(WHAT THIS TASK INVOLVES):
Retype the listing that follows, exactly as written.

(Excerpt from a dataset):
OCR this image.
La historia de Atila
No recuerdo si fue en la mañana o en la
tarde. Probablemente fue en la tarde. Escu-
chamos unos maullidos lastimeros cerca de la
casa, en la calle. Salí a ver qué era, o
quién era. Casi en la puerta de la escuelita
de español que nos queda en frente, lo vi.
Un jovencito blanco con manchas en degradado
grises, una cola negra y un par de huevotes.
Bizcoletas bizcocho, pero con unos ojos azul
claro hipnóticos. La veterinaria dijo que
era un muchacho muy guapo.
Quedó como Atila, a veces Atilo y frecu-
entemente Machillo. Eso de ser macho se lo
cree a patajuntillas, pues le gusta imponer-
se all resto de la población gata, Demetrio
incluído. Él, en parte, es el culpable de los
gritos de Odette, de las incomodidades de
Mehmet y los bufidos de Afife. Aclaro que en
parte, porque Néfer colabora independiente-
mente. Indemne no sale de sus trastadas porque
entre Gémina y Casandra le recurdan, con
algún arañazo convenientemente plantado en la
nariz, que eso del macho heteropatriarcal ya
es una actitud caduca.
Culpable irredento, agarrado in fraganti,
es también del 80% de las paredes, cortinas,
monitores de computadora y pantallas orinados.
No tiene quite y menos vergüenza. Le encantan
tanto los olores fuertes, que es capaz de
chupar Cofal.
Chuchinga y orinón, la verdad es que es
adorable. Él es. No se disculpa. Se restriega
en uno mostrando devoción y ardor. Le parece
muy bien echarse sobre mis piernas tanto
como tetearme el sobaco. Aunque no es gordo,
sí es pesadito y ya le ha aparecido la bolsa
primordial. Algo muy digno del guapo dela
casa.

(EXERCISE OUTPUT):
OCR this image.
La historia de Atila
No recuerdo si fue en la mañana o en la
tarde. Probablemente fue en la tarde. Escu-
chamos unos maullidos lastimeros cerca de la
casa, en la calle. Salí a ver qué era, o
quién era. Casi en la puerta de la escuelita
de español que nos queda en frente, lo vi.
Un jovencito blanco con manchas en degradado
grises, una cola negra y un par de huevotes.
Bizcoletas bizcocho, pero con unos ojos azul
claro hipnóticos. La veterinaria dijo que
era un muchacho muy guapo.
Quedó como Atila, a veces Atilo y frecu-
entemente Machillo. Eso de ser macho se lo
cree a patajuntillas, pues le gusta imponer-
se all resto de la población gata, Demetrio
incluído. Él, en parte, es el culpable de los
gritos de Odette, de las incomodidades de
Mehmet y los bufidos de Afife. Aclaro que en
parte, porque Néfer colabora independiente-
mente. Indemne no sale de sus trastadas porque
entre Gémina y Casandra le recurdan, con
algún arañazo convenientemente plantado en la
nariz, que eso del macho heteropatriarcal ya
es una actitud caduca.
Culpable irredento, agarrado in fraganti,
es también del 80% de las paredes, cortinas,
monitores de computadora y pantallas orinados.
No tiene quite y menos vergüenza. Le encantan
tanto los olores fuertes, que es capaz de
chupar Cofal.
Chuchinga y orinón, la verdad es que es
adorable. Él es. No se disculpa. Se restriega
en uno mostrando devoción y ardor. Le parece
muy bien echarse sobre mis piernas tanto
como tetearme el sobaco. Aunque no es gordo,
sí es pesadito y ya le ha aparecido la bolsa
primordial. Algo muy digno del guapo dela
casa.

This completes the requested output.